## TASK BRIEF
Show all lines from the listing below that contain "Basis".

[Dataset entries]
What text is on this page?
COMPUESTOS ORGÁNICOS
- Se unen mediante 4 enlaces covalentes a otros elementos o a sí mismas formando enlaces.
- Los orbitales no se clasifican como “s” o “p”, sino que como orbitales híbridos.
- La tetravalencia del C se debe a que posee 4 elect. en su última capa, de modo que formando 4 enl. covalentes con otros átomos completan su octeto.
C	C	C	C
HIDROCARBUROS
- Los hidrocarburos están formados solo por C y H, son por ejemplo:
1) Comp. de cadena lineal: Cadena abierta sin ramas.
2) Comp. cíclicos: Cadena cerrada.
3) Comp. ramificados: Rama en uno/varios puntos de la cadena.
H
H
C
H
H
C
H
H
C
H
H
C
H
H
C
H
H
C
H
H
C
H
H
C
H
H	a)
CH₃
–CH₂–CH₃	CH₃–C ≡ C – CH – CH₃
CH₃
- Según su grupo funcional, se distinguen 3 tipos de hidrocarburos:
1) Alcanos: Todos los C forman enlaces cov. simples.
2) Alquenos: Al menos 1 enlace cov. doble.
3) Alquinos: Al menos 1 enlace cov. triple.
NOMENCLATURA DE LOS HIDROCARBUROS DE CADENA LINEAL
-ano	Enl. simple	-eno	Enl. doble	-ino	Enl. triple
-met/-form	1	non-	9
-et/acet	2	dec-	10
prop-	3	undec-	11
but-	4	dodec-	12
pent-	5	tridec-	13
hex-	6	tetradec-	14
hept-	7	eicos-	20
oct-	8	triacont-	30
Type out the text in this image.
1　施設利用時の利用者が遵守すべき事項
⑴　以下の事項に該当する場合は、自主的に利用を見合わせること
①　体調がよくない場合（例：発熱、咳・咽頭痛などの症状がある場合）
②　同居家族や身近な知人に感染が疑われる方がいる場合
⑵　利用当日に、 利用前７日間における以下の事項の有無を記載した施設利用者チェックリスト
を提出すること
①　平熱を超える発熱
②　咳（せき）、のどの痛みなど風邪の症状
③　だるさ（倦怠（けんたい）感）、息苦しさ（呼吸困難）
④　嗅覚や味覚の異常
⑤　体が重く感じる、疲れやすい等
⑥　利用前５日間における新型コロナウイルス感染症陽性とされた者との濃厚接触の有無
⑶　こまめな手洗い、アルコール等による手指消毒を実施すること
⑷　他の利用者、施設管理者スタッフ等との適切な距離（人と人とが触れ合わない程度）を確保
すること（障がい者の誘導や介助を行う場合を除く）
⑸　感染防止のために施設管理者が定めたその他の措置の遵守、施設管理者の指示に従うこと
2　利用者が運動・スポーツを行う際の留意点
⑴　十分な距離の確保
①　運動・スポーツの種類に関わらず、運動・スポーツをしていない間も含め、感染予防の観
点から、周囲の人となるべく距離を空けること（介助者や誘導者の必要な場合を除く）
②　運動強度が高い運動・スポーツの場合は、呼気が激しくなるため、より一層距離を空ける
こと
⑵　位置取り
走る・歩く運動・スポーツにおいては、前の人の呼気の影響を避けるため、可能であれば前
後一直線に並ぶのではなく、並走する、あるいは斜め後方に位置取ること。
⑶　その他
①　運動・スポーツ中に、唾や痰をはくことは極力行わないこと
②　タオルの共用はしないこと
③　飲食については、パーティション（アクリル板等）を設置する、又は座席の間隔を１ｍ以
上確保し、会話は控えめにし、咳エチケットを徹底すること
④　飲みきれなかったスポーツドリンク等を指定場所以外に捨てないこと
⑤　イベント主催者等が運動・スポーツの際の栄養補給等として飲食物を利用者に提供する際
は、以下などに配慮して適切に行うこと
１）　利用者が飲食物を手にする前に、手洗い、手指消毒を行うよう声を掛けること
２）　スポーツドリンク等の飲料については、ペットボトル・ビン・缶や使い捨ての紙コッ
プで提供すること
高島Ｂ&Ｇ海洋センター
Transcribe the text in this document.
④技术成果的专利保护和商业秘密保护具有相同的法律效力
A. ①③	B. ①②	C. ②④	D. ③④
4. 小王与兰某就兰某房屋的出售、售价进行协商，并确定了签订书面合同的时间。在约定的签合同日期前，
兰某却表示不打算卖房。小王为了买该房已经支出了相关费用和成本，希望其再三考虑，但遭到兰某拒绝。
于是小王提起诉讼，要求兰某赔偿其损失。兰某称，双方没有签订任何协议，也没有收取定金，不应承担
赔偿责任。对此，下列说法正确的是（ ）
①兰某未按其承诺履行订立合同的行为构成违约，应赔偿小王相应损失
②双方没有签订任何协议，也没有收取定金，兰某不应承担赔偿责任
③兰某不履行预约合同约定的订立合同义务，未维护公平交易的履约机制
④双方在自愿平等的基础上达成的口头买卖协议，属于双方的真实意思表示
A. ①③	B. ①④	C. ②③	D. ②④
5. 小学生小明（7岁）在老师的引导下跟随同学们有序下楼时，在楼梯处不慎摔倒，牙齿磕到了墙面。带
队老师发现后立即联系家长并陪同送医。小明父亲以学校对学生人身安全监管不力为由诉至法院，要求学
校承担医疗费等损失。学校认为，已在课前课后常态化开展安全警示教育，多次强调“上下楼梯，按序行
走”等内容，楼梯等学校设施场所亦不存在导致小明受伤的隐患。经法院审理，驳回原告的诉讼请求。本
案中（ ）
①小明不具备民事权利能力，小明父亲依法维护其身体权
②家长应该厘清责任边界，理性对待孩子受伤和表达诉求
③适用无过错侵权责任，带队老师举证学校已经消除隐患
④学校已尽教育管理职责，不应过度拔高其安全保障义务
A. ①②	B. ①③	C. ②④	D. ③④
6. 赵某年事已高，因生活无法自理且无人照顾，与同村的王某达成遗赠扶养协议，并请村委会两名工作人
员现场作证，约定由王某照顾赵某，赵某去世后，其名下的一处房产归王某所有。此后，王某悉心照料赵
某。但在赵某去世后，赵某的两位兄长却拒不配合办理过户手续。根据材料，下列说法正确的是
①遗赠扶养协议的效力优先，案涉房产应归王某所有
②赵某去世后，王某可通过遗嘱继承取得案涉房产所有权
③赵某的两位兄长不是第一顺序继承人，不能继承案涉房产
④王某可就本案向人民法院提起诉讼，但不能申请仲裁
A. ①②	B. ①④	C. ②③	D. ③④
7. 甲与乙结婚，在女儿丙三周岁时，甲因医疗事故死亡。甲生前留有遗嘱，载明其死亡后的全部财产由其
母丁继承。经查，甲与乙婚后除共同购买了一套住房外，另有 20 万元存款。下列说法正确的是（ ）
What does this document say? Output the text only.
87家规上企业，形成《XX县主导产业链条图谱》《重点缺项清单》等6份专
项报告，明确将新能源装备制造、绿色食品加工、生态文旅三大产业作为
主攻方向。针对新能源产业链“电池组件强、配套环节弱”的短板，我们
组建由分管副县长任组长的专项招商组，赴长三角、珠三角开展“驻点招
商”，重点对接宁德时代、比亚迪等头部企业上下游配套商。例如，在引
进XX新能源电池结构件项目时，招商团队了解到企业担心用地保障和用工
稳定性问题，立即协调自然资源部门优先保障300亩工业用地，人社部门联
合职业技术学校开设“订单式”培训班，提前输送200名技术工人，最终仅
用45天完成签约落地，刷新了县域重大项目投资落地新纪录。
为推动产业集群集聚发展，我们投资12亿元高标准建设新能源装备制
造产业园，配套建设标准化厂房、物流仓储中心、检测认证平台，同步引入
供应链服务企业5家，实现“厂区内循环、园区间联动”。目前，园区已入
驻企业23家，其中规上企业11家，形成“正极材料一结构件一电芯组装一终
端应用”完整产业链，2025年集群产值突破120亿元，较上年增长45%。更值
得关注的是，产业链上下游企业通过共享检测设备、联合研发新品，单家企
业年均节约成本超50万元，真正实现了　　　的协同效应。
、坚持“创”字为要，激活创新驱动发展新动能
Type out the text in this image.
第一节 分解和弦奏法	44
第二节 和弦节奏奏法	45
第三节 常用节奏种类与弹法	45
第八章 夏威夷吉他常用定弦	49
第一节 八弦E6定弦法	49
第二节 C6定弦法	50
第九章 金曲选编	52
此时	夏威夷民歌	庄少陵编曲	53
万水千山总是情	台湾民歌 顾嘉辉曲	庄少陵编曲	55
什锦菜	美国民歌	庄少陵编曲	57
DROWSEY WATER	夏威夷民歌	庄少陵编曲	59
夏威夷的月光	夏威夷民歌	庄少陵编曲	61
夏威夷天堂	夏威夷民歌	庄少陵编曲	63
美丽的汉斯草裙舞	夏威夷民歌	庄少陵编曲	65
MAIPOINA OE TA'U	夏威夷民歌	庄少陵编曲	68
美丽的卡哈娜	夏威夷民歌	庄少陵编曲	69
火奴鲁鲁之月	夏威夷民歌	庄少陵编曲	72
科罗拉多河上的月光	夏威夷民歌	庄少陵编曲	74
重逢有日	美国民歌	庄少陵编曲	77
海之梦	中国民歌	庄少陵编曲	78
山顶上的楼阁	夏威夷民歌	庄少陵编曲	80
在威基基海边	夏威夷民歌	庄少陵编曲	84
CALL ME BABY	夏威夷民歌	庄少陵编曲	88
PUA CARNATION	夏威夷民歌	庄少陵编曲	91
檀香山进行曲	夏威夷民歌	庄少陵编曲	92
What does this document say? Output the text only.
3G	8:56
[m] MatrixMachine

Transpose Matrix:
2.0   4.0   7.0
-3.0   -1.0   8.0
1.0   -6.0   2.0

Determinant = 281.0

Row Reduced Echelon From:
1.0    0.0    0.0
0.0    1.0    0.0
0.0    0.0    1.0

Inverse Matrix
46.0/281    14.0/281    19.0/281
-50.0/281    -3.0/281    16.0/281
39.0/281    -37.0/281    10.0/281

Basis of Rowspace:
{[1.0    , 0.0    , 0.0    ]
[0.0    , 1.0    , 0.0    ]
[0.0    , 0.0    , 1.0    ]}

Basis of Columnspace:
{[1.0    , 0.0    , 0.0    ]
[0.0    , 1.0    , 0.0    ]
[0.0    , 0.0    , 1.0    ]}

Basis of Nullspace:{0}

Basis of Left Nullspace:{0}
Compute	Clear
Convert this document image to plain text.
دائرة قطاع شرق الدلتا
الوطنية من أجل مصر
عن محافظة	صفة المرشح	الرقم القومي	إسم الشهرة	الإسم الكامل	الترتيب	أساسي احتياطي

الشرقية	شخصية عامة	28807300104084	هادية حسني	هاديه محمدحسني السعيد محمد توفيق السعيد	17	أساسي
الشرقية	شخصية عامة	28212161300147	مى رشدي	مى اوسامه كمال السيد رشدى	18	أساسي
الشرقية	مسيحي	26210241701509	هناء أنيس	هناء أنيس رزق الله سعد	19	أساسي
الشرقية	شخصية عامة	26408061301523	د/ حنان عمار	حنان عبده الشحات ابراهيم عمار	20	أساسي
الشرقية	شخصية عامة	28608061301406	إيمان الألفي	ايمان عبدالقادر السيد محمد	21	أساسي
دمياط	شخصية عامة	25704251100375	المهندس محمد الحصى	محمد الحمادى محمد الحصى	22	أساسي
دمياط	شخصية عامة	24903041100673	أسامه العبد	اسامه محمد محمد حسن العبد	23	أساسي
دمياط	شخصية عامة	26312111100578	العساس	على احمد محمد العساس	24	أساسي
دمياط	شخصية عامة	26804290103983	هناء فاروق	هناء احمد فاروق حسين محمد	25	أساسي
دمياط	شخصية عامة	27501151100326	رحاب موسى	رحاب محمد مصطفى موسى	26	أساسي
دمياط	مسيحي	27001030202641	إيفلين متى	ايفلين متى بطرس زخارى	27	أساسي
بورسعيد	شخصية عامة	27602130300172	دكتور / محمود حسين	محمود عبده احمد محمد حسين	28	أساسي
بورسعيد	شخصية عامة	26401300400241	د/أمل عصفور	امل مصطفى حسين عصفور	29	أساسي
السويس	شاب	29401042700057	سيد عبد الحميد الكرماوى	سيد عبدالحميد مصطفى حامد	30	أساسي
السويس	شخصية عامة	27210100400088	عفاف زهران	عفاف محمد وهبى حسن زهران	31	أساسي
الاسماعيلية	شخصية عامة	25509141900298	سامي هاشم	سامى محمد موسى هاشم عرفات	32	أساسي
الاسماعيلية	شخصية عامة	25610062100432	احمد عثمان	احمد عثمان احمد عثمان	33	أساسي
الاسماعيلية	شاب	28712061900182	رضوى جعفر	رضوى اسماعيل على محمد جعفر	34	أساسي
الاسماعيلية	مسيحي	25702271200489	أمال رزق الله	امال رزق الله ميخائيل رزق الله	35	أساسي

## RESPONSE TO THE TASK
Basis of Rowspace:
Basis of Columnspace:
Basis of Nullspace:{0}
Basis of Left Nullspace:{0}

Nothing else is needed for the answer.